= SET PROBLEM =
Select all lines with the string "name" in them, and copy those lines.

>> START RECORDS FOR THE EXERCISE

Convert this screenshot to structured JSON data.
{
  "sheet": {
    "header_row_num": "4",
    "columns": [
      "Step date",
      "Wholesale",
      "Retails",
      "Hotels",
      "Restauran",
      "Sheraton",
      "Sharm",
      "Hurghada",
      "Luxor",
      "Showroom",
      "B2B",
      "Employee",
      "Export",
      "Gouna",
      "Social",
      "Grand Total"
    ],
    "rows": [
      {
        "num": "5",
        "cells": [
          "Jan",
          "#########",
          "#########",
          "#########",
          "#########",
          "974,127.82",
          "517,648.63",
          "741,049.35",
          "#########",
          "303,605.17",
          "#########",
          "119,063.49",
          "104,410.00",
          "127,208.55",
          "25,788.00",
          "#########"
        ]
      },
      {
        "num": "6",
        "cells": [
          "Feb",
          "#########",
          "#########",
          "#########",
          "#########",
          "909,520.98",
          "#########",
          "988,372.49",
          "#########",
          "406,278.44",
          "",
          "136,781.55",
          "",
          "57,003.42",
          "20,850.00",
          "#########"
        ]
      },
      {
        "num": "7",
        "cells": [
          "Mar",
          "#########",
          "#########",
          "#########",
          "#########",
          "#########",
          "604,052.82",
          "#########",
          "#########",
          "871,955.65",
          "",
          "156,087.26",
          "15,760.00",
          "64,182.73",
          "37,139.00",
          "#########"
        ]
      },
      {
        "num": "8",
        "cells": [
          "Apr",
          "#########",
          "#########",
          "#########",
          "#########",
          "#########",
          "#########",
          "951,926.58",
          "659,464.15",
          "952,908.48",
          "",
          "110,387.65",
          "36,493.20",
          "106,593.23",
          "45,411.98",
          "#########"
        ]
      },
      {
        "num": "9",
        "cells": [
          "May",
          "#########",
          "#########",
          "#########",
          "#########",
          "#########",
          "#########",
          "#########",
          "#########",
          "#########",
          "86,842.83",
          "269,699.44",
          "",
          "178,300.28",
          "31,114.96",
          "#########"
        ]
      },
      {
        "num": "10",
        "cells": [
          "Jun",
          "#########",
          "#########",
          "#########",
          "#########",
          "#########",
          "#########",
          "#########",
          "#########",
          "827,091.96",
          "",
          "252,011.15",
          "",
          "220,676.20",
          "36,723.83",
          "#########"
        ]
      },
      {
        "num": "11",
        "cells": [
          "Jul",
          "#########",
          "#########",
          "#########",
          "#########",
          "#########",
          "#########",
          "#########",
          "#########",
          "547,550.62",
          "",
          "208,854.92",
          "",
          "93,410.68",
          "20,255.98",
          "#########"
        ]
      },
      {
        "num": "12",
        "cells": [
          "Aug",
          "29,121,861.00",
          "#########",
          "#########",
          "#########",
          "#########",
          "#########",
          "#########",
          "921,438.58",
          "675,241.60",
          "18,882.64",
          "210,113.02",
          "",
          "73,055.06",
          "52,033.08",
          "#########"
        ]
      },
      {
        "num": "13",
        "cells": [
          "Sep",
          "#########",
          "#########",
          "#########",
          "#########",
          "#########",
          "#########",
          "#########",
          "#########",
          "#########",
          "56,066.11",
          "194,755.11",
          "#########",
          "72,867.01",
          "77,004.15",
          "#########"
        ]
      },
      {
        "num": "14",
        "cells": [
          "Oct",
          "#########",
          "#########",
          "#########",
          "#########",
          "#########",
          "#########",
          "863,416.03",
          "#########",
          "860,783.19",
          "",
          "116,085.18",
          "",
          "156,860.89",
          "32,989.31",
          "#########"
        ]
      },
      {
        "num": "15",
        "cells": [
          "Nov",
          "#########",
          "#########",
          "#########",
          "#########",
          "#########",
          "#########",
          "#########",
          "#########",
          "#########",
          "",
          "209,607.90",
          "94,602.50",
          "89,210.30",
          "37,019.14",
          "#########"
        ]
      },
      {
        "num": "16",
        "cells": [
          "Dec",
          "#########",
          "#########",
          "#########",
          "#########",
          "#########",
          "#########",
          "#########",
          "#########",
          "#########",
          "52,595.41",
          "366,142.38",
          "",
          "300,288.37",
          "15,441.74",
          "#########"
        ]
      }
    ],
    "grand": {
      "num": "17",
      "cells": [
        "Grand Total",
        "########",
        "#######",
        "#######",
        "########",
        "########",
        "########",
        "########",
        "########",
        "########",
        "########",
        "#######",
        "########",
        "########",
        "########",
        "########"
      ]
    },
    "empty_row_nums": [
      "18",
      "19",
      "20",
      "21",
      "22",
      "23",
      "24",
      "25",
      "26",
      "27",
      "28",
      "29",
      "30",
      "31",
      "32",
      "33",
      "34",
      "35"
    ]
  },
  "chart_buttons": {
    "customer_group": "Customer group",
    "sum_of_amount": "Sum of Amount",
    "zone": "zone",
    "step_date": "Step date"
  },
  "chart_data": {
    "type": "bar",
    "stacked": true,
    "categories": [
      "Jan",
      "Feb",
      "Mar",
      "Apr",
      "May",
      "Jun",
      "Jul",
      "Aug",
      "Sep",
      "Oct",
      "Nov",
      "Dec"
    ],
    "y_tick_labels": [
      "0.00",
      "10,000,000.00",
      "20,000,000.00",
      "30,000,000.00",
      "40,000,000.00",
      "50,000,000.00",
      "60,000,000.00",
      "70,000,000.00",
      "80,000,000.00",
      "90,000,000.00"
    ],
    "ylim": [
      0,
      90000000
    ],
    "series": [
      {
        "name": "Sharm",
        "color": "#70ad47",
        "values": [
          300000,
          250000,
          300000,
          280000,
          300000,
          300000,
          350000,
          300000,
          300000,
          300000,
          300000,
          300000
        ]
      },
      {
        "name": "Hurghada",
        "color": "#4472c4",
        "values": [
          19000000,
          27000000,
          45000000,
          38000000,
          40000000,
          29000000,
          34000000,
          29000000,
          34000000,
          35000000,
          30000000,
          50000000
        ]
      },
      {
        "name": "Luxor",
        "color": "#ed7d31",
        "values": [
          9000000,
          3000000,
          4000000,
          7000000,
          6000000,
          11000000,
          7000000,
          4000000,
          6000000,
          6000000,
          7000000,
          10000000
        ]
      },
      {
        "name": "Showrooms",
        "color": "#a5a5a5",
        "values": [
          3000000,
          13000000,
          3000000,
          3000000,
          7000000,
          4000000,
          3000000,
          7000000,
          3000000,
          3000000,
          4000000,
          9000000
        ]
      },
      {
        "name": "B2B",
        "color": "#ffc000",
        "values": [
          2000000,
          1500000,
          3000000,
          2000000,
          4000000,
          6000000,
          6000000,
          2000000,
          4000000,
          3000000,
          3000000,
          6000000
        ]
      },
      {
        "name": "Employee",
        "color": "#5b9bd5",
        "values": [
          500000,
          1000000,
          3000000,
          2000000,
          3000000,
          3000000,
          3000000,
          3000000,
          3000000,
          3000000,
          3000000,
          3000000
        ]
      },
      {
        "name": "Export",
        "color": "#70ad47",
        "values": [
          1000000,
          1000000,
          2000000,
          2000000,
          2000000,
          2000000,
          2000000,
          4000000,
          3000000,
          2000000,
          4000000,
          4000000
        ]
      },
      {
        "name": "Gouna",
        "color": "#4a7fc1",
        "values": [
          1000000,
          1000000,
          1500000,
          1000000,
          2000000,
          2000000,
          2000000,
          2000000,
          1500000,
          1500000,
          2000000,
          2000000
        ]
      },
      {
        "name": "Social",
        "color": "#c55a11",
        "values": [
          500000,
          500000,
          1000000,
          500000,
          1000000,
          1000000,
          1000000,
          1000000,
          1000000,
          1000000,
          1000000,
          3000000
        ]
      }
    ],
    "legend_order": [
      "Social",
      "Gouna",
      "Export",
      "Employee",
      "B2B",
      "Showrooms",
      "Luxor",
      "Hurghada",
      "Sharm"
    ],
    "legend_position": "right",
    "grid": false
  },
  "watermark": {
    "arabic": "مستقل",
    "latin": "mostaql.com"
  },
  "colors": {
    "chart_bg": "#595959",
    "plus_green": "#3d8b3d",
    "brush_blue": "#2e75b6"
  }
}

>> END RECORDS FOR THE EXERCISE

= SOLUTION FOR THIS EXERCISE =
        "name": "Sharm",
        "name": "Hurghada",
        "name": "Luxor",
        "name": "Showrooms",
        "name": "B2B",
        "name": "Employee",
        "name": "Export",
        "name": "Gouna",
        "name": "Social",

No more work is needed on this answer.